DESCRIPTION OF THE TASK
The entries below should be output exactly as written.

RECORD LIST
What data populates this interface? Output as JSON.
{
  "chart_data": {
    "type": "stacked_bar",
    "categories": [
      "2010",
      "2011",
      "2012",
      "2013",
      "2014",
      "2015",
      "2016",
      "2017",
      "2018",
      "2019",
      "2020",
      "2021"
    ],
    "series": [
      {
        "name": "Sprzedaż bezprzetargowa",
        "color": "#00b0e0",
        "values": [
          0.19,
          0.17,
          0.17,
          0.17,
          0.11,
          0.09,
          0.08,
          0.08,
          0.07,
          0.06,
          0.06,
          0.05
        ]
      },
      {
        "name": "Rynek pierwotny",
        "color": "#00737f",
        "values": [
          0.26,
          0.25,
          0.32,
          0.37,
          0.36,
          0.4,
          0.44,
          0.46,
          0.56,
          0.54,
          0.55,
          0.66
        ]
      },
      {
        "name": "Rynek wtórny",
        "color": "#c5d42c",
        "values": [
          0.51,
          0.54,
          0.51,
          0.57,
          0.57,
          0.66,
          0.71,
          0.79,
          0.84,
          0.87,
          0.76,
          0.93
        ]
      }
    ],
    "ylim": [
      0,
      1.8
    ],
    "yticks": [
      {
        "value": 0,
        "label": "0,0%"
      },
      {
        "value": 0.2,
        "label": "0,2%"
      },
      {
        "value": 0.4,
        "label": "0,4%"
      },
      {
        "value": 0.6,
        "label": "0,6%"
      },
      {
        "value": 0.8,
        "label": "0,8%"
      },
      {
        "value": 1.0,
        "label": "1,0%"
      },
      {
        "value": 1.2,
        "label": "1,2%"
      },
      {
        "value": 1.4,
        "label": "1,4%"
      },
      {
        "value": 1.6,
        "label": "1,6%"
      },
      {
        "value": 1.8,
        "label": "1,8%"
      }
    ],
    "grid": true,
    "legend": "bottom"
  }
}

TASK OUTPUT
What data populates this interface? Output as JSON.
{
  "chart_data": {
    "type": "stacked_bar",
    "categories": [
      "2010",
      "2011",
      "2012",
      "2013",
      "2014",
      "2015",
      "2016",
      "2017",
      "2018",
      "2019",
      "2020",
      "2021"
    ],
    "series": [
      {
        "name": "Sprzedaż bezprzetargowa",
        "color": "#00b0e0",
        "values": [
          0.19,
          0.17,
          0.17,
          0.17,
          0.11,
          0.09,
          0.08,
          0.08,
          0.07,
          0.06,
          0.06,
          0.05
        ]
      },
      {
        "name": "Rynek pierwotny",
        "color": "#00737f",
        "values": [
          0.26,
          0.25,
          0.32,
          0.37,
          0.36,
          0.4,
          0.44,
          0.46,
          0.56,
          0.54,
          0.55,
          0.66
        ]
      },
      {
        "name": "Rynek wtórny",
        "color": "#c5d42c",
        "values": [
          0.51,
          0.54,
          0.51,
          0.57,
          0.57,
          0.66,
          0.71,
          0.79,
          0.84,
          0.87,
          0.76,
          0.93
        ]
      }
    ],
    "ylim": [
      0,
      1.8
    ],
    "yticks": [
      {
        "value": 0,
        "label": "0,0%"
      },
      {
        "value": 0.2,
        "label": "0,2%"
      },
      {
        "value": 0.4,
        "label": "0,4%"
      },
      {
        "value": 0.6,
        "label": "0,6%"
      },
      {
        "value": 0.8,
        "label": "0,8%"
      },
      {
        "value": 1.0,
        "label": "1,0%"
      },
      {
        "value": 1.2,
        "label": "1,2%"
      },
      {
        "value": 1.4,
        "label": "1,4%"
      },
      {
        "value": 1.6,
        "label": "1,6%"
      },
      {
        "value": 1.8,
        "label": "1,8%"
      }
    ],
    "grid": true,
    "legend": "bottom"
  }
}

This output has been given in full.